* _Stated problem_
Read through the records below and copy each line that uses the word "true".

* _Data supplied_
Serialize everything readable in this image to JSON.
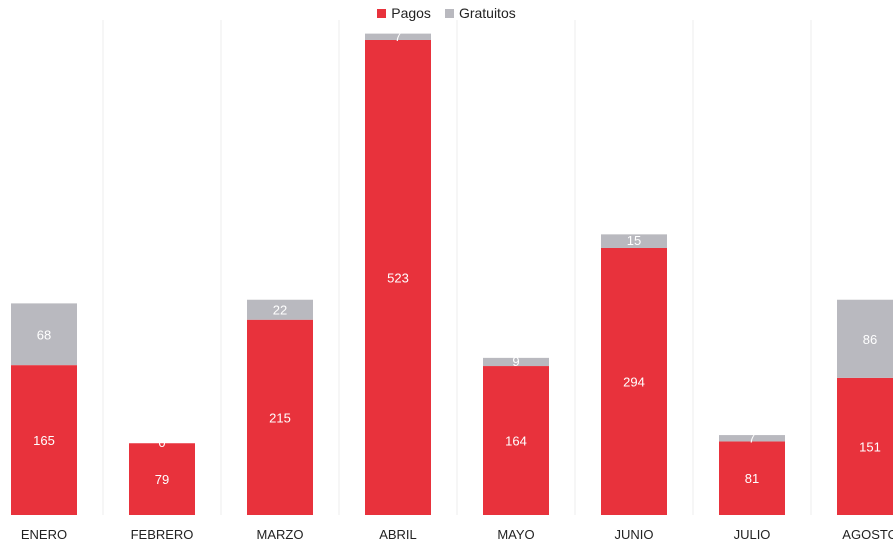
{
  "legend": {
    "items": [
      {
        "label": "Pagos",
        "color": "#e8323c"
      },
      {
        "label": "Gratuitos",
        "color": "#b9b9bf"
      }
    ]
  },
  "chart_data": {
    "type": "bar",
    "stacked": true,
    "title": "",
    "xlabel": "",
    "ylabel": "",
    "grid": true,
    "legend_position": "top-center",
    "categories": [
      "ENERO",
      "FEBRERO",
      "MARZO",
      "ABRIL",
      "MAYO",
      "JUNIO",
      "JULIO",
      "AGOSTO"
    ],
    "ylim": [
      0,
      545
    ],
    "series": [
      {
        "name": "Pagos",
        "color": "#e8323c",
        "values": [
          165,
          79,
          215,
          523,
          164,
          294,
          81,
          151
        ]
      },
      {
        "name": "Gratuitos",
        "color": "#b9b9bf",
        "values": [
          68,
          0,
          22,
          7,
          9,
          15,
          7,
          86
        ]
      }
    ]
  }
}
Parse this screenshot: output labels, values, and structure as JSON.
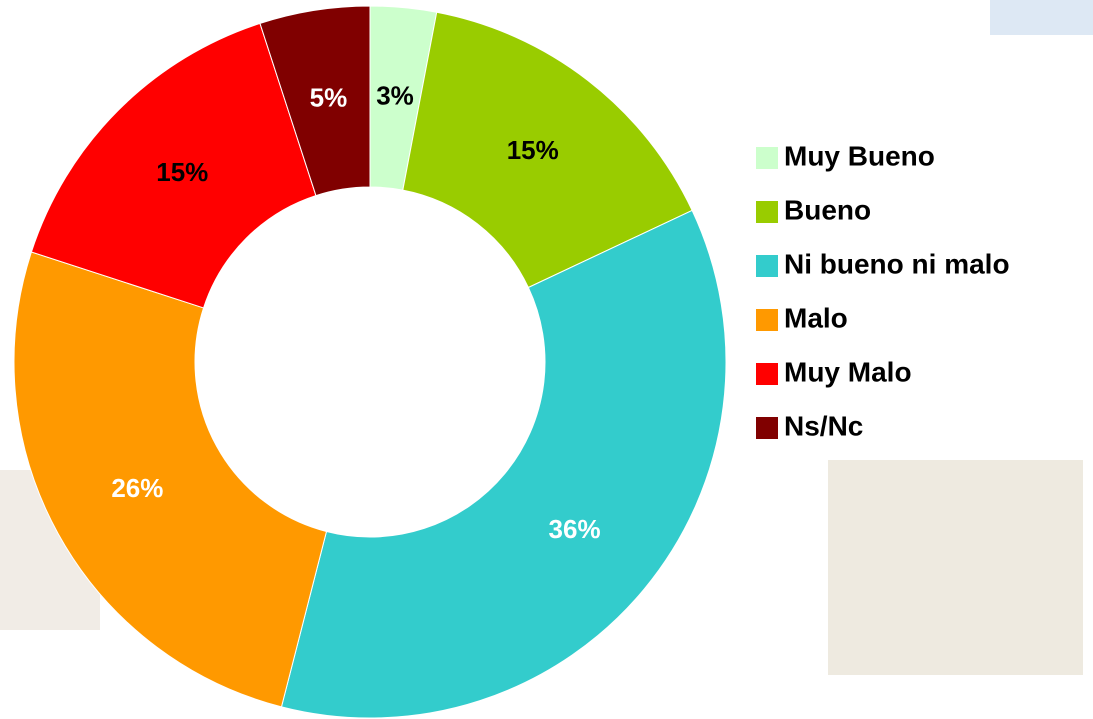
{
  "chart_data": {
    "type": "pie",
    "categories": [
      "Muy Bueno",
      "Bueno",
      "Ni bueno ni malo",
      "Malo",
      "Muy Malo",
      "Ns/Nc"
    ],
    "values": [
      3,
      15,
      36,
      26,
      15,
      5
    ],
    "value_labels": [
      "3%",
      "15%",
      "36%",
      "26%",
      "15%",
      "5%"
    ],
    "colors": [
      "#ccffcc",
      "#99cc00",
      "#33cccc",
      "#ff9900",
      "#ff0000",
      "#800000"
    ],
    "donut": true,
    "legend": "right"
  }
}
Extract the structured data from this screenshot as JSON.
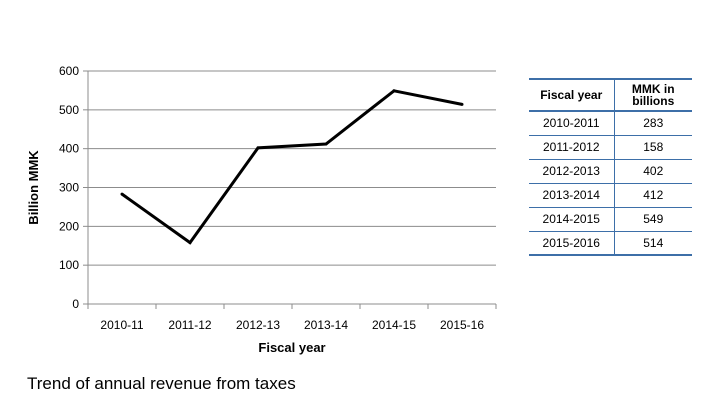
{
  "chart_data": {
    "type": "line",
    "categories": [
      "2010-11",
      "2011-12",
      "2012-13",
      "2013-14",
      "2014-15",
      "2015-16"
    ],
    "values": [
      283,
      158,
      402,
      412,
      549,
      514
    ],
    "xlabel": "Fiscal year",
    "ylabel": "Billion MMK",
    "ylim": [
      0,
      600
    ],
    "yticks": [
      0,
      100,
      200,
      300,
      400,
      500,
      600
    ],
    "grid": true,
    "line_color": "#000000"
  },
  "table": {
    "headers": [
      "Fiscal year",
      "MMK in billions"
    ],
    "rows": [
      [
        "2010-2011",
        "283"
      ],
      [
        "2011-2012",
        "158"
      ],
      [
        "2012-2013",
        "402"
      ],
      [
        "2013-2014",
        "412"
      ],
      [
        "2014-2015",
        "549"
      ],
      [
        "2015-2016",
        "514"
      ]
    ]
  },
  "caption": "Trend of annual revenue from taxes"
}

* _Exercise result_
    "stacked": true,
    "grid": true,
    "donut": true,
    "grid": true,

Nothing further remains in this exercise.